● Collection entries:
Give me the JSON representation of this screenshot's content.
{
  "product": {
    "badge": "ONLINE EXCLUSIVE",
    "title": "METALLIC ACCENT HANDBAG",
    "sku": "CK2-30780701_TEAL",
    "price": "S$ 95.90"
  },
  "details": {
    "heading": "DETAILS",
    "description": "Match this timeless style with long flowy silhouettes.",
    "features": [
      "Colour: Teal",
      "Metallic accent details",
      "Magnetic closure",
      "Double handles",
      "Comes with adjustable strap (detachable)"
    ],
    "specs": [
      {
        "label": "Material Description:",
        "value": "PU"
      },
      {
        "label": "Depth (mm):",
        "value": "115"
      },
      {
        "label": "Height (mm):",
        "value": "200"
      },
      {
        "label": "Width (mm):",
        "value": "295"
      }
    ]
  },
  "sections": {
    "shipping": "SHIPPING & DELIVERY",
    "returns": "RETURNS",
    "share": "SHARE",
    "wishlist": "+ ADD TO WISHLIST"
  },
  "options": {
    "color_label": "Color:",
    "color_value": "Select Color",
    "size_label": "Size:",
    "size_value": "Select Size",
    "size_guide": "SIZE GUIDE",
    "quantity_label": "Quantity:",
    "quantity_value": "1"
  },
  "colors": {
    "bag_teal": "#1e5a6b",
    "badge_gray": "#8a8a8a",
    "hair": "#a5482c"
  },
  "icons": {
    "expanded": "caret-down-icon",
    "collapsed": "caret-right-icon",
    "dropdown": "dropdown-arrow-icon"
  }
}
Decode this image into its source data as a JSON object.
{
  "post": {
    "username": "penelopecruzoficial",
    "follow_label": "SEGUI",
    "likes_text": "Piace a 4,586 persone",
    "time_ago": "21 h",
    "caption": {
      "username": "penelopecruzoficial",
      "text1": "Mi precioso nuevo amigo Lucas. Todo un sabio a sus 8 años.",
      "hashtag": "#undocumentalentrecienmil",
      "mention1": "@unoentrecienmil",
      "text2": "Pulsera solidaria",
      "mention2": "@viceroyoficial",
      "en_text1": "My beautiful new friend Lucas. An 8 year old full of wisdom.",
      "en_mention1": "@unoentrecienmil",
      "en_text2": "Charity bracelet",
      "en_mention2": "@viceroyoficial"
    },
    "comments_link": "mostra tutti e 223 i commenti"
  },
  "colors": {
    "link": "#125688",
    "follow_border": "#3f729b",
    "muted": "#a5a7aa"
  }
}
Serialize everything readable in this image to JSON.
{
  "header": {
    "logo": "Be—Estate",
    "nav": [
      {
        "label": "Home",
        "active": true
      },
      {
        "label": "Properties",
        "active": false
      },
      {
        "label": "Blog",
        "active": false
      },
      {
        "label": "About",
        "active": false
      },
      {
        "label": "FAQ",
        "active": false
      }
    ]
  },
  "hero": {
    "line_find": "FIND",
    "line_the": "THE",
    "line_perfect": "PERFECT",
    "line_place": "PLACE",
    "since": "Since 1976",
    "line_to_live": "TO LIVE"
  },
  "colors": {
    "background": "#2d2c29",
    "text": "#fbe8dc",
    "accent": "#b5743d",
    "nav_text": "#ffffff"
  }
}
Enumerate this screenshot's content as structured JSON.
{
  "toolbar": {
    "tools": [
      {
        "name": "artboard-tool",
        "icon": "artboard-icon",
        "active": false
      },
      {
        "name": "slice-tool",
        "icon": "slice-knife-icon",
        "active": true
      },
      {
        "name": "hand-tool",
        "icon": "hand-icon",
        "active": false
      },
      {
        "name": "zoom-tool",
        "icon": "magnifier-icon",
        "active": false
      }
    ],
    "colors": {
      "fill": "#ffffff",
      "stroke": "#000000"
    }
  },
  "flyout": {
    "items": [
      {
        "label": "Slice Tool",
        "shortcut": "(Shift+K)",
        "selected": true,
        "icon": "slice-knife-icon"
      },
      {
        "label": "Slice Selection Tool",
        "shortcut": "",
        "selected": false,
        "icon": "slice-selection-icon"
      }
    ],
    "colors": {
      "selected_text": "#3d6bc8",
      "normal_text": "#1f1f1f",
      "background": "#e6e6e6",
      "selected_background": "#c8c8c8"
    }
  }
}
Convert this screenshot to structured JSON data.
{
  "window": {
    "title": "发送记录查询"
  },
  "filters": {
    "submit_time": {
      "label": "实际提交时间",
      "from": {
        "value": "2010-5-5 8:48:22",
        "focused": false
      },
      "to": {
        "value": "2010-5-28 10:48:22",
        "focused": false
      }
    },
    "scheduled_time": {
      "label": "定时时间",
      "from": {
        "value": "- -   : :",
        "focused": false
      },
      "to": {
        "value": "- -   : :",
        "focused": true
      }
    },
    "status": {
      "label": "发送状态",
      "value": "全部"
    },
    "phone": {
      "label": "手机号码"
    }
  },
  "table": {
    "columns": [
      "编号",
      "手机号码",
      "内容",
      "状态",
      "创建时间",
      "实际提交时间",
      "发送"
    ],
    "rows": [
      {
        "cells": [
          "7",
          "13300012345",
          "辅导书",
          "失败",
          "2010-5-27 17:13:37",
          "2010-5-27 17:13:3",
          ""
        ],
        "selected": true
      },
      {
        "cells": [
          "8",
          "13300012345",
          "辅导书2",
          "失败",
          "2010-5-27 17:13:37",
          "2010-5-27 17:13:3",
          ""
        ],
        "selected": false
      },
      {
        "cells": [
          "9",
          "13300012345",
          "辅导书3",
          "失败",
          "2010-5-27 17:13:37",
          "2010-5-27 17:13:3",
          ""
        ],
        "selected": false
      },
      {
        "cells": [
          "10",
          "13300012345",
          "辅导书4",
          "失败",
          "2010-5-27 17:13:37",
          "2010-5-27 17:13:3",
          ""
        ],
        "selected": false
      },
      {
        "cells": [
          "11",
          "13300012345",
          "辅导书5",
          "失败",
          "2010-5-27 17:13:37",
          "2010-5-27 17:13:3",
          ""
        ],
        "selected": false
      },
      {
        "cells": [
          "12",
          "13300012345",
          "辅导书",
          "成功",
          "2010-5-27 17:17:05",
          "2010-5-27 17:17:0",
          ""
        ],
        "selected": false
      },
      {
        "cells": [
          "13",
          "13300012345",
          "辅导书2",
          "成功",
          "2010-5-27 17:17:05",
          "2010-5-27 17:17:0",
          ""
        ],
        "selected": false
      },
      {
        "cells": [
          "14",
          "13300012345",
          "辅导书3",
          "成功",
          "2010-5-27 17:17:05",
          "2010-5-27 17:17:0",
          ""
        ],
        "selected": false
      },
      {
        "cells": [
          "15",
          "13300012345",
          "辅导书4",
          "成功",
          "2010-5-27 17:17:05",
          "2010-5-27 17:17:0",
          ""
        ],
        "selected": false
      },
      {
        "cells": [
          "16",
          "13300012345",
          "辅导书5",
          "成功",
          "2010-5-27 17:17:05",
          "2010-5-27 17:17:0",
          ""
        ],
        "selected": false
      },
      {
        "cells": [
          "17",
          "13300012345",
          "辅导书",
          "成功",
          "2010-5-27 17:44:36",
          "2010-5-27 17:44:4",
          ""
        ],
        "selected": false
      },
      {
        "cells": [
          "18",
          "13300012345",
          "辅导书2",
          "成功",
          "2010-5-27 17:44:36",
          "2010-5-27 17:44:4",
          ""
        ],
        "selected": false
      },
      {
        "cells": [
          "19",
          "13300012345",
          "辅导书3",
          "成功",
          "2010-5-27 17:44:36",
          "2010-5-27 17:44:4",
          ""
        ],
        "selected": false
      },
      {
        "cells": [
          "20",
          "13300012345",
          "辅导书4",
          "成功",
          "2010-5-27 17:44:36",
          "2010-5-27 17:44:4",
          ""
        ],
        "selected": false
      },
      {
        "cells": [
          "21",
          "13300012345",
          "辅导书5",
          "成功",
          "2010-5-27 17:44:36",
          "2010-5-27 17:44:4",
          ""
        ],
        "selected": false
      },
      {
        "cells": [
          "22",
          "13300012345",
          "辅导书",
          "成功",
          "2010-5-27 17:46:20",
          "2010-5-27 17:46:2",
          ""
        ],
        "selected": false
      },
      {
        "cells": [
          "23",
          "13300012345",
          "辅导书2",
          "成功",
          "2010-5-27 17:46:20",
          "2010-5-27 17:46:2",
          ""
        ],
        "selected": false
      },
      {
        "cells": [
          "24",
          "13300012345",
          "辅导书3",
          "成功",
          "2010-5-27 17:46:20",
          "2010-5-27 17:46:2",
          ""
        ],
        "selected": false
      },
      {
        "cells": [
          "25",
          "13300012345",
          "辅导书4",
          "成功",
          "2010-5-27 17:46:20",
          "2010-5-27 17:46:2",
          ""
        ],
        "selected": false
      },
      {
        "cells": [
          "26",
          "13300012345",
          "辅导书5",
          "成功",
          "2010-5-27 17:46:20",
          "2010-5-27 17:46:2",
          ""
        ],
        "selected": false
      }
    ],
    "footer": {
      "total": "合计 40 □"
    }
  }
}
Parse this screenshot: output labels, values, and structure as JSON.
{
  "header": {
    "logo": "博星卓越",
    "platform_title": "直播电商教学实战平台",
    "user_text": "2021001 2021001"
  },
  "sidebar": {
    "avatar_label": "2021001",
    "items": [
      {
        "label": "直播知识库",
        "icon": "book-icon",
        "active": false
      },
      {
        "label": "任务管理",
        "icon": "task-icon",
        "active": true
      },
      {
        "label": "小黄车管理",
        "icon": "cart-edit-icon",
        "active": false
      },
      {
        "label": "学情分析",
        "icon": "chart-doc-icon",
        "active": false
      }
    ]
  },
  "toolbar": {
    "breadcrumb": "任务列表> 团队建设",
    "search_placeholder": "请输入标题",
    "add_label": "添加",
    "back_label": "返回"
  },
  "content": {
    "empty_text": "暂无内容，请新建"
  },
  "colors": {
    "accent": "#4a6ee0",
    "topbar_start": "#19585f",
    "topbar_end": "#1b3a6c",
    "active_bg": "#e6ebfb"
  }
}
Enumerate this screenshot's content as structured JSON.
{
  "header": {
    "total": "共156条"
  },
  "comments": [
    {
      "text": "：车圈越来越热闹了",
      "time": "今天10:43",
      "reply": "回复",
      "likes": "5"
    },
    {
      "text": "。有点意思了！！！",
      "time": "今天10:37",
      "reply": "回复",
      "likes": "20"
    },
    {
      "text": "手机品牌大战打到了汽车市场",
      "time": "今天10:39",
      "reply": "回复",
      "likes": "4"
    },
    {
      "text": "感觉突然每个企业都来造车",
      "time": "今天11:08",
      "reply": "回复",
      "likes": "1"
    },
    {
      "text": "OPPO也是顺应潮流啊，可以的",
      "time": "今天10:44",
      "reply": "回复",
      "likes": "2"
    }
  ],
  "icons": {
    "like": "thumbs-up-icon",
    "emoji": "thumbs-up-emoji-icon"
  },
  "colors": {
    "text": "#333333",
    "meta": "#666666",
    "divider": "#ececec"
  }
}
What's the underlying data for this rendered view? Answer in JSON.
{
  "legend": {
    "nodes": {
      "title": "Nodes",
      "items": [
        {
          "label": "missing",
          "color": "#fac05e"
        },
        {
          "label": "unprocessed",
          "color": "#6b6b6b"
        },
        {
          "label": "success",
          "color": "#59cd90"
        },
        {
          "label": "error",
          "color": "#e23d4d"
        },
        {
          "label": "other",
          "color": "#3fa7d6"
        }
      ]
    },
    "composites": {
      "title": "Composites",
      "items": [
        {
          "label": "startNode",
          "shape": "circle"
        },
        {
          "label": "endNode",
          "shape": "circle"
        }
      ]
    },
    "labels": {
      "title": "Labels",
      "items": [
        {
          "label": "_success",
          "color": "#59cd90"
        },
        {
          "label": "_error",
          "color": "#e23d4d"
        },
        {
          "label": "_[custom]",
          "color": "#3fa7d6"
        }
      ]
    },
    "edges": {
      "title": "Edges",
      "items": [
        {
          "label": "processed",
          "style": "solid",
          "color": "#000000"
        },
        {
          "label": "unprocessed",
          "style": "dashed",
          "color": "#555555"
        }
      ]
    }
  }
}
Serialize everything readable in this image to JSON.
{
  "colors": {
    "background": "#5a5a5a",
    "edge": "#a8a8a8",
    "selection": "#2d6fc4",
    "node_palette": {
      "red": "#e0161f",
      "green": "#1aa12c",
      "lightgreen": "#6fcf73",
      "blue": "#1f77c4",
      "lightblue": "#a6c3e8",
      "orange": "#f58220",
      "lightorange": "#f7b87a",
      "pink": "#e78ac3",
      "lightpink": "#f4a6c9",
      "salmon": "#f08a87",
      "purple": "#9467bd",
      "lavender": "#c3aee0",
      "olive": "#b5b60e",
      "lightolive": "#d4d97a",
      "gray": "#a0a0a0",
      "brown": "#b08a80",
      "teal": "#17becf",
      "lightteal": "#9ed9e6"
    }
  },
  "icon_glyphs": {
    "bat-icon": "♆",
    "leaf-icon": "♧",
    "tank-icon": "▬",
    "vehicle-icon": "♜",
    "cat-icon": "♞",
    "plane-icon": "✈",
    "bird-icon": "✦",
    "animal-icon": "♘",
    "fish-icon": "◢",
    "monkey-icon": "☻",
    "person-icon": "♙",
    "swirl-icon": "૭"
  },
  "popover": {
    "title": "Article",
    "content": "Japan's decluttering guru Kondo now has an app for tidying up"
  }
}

● EXERCISE PROMPT: From the listing above, pick out each line where the word "unoentrecienmil" appears.

● WRITTEN SOLUTION:
      "mention1": "@unoentrecienmil",
      "en_mention1": "@unoentrecienmil",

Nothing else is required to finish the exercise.